__WRITTEN INSTRUCTION__.
Note each line where "title" appears, and copy it.

# INPUT DATA start

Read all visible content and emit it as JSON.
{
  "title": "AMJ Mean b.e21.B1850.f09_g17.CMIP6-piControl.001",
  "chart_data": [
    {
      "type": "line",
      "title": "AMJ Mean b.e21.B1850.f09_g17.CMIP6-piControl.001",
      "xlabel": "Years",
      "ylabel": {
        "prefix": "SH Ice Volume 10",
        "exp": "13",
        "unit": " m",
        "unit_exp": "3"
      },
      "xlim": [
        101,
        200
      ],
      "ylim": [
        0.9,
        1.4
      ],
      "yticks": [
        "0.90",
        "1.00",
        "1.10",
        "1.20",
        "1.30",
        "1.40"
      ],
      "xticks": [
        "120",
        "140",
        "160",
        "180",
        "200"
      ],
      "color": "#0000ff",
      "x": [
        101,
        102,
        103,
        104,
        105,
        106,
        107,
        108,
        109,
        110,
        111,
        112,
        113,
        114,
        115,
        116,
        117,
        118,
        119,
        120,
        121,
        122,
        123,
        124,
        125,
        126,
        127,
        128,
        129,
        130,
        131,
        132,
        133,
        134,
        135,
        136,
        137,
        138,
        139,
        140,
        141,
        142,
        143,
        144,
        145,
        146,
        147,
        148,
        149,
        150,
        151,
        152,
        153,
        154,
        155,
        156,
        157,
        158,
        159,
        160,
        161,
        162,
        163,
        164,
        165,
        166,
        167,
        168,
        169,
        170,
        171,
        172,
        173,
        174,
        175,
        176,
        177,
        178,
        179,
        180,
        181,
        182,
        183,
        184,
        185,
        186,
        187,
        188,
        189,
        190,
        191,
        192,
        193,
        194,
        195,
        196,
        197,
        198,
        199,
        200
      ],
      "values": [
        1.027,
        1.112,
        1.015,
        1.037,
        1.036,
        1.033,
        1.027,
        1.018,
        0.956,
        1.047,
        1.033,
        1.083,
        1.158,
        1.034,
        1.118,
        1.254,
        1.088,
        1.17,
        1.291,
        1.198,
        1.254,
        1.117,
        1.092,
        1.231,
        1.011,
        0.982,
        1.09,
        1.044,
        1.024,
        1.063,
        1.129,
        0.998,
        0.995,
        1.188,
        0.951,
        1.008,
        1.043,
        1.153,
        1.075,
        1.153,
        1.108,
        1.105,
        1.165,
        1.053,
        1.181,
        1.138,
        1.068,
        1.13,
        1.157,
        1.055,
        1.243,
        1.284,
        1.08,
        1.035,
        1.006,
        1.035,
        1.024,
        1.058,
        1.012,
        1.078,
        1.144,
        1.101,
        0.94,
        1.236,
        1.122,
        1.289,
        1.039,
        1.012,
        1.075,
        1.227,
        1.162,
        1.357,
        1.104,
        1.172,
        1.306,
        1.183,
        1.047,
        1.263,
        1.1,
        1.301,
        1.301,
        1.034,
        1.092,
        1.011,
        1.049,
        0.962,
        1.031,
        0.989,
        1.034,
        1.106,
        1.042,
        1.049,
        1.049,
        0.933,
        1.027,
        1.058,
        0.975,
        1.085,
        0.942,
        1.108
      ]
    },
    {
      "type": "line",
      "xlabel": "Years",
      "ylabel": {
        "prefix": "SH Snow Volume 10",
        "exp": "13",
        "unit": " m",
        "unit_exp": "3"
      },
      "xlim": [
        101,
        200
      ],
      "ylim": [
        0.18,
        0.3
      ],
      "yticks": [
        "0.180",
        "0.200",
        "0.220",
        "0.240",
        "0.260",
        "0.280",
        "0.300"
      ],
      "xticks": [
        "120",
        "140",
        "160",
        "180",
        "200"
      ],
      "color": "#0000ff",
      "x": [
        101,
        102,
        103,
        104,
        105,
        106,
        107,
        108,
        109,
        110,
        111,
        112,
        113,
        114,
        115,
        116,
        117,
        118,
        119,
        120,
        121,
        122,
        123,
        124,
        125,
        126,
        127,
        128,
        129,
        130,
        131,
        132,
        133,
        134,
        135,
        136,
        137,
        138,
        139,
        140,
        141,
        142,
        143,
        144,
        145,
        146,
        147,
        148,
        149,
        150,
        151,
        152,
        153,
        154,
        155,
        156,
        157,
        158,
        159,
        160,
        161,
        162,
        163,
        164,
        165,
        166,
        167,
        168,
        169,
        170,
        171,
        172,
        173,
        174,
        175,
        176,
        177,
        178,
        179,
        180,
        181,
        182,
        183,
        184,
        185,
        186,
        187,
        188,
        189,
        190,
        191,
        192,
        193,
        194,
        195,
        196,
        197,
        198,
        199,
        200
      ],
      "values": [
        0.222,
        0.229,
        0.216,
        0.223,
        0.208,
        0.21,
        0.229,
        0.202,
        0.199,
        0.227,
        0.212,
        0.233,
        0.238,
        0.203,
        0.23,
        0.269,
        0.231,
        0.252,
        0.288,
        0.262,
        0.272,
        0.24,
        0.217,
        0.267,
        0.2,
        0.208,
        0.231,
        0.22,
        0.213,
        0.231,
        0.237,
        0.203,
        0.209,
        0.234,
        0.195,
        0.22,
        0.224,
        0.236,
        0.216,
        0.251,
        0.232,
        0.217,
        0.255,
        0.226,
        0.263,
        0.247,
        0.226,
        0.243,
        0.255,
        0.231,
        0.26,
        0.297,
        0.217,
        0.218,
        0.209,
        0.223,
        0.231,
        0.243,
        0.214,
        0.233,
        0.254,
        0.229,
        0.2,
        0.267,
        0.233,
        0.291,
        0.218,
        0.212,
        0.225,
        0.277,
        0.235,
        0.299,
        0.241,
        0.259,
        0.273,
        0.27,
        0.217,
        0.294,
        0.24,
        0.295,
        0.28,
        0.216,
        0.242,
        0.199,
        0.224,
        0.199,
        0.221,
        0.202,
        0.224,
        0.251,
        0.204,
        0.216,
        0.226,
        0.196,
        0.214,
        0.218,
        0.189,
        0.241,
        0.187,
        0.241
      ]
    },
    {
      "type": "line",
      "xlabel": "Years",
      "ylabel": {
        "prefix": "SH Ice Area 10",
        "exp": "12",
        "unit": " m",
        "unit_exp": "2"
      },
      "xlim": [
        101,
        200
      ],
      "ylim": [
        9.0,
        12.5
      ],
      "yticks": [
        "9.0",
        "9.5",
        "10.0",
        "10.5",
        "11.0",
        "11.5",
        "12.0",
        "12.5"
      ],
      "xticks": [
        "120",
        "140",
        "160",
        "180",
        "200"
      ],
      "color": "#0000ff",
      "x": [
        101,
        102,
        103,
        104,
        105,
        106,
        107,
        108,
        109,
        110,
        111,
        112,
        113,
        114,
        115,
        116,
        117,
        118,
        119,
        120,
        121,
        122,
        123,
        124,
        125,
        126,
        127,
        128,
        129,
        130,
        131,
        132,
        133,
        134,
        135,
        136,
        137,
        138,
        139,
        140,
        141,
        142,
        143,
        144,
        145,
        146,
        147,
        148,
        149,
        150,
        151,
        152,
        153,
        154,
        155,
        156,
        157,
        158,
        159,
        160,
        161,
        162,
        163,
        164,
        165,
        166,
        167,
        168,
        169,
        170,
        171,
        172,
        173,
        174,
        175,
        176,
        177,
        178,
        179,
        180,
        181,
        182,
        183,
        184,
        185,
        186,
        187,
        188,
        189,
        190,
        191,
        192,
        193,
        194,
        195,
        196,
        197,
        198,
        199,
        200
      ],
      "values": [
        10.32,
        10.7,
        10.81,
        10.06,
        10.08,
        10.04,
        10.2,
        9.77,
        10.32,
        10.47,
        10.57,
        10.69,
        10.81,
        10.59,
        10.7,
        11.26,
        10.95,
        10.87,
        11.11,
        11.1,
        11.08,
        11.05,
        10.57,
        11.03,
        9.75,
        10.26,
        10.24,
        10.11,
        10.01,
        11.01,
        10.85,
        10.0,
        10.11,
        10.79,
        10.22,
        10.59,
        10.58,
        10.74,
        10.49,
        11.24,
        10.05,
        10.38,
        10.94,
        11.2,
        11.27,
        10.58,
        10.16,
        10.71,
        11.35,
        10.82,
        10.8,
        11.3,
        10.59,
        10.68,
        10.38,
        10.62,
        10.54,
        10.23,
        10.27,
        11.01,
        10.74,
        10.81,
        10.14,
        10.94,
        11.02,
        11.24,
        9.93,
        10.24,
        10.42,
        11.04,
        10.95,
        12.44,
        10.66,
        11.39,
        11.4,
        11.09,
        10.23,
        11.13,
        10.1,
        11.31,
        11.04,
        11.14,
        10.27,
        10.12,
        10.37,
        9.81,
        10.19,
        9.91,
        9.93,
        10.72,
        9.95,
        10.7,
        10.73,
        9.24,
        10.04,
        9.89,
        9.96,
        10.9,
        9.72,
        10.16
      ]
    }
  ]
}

# INPUT DATA end

__FINISHED ANSWER__.
  "title": "AMJ Mean b.e21.B1850.f09_g17.CMIP6-piControl.001",
      "title": "AMJ Mean b.e21.B1850.f09_g17.CMIP6-piControl.001",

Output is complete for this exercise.